REQUIRED WORK ->
In the conference abstract about Robert Gillies below, where was the telescope that he used to observe the 1882 Transit of Venus?

======== PASSAGE FOR REVIEW ========

Robert Gillies: Observations from underground to outer-space in the late nineteenth century — Australian Historical Association annual conference hosted by The Australian National University

Robert Gillies: Observations from underground to outer-space in the late nineteenth century (37)

Moira White 1
  1. Otago Museum, Dunedin, OTAGO, New Zealand

Robert Gillies was a wealthy Dunedin businessman who entered Parliament in his forties, describing his occupation then as ‘naturalist’.  He observed the habits of Nemesia gilliesii – the trapdoor spiders that were named after him – in the early 1870s, and the planet Venus in the early 1880s.

Gillies first accidentally spied an underground burrow of the trapdoor spiders on his North Otago property during a solitary horseback ride.  He was part of a planned network of New Zealand observers of the Transit of Venus under Colonel Tupman in 1882, using a telescope that he had installed in his private residence in Park Street, Dunedin.

Gillies said that by patient research and observation a field naturalist “finds out what [an animal] does, how it does it, when it does it, and why it does it”. But scale was no bar to the subjects that caught his interest.

An account of his adult life is necessarily biographical and local. Through happenstance and the associations of Victorian science and society, however, his story is also part of the story of the structure of his city, of New Zealand’s natural history, and of international astronomical study.

======== DATA FOR ANALYSIS ========

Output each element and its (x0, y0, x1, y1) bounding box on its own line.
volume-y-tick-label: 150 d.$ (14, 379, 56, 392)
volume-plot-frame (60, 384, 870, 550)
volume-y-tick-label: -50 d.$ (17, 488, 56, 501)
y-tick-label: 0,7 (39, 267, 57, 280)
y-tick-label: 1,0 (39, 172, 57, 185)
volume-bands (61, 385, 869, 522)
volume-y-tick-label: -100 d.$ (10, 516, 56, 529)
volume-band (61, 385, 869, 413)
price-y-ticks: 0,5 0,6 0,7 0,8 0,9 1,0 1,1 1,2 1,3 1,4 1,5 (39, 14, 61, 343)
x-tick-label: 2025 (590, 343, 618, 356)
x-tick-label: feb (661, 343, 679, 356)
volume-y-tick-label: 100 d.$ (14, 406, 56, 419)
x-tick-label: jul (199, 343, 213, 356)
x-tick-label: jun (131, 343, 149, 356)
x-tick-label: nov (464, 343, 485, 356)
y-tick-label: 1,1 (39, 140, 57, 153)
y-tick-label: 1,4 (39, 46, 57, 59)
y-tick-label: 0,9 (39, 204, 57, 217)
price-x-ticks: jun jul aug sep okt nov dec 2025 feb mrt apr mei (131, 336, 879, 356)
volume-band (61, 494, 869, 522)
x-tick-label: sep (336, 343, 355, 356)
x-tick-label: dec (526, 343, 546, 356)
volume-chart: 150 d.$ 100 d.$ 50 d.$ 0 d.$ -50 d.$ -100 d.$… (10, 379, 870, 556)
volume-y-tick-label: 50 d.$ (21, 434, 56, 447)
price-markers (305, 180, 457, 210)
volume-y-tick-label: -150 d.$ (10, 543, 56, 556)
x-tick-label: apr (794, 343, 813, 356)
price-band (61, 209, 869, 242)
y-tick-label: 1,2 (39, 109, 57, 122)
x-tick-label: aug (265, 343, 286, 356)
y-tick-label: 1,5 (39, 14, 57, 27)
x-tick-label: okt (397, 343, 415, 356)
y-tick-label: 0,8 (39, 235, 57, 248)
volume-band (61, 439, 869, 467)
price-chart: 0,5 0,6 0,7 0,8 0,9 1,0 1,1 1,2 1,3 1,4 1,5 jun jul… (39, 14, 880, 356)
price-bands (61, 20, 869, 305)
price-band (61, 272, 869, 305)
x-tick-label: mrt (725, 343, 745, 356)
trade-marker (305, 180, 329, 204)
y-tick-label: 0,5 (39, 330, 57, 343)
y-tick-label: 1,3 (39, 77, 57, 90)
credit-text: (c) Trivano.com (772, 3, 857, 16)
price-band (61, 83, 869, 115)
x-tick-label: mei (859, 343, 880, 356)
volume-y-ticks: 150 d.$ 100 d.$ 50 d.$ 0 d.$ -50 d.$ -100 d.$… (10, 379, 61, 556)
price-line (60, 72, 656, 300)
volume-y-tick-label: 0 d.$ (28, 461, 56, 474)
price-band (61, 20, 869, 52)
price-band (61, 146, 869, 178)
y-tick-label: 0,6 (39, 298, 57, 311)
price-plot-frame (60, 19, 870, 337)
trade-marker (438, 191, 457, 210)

========

EXERCISE OUTPUT ->
In his private residence in Park Street, Dunedin.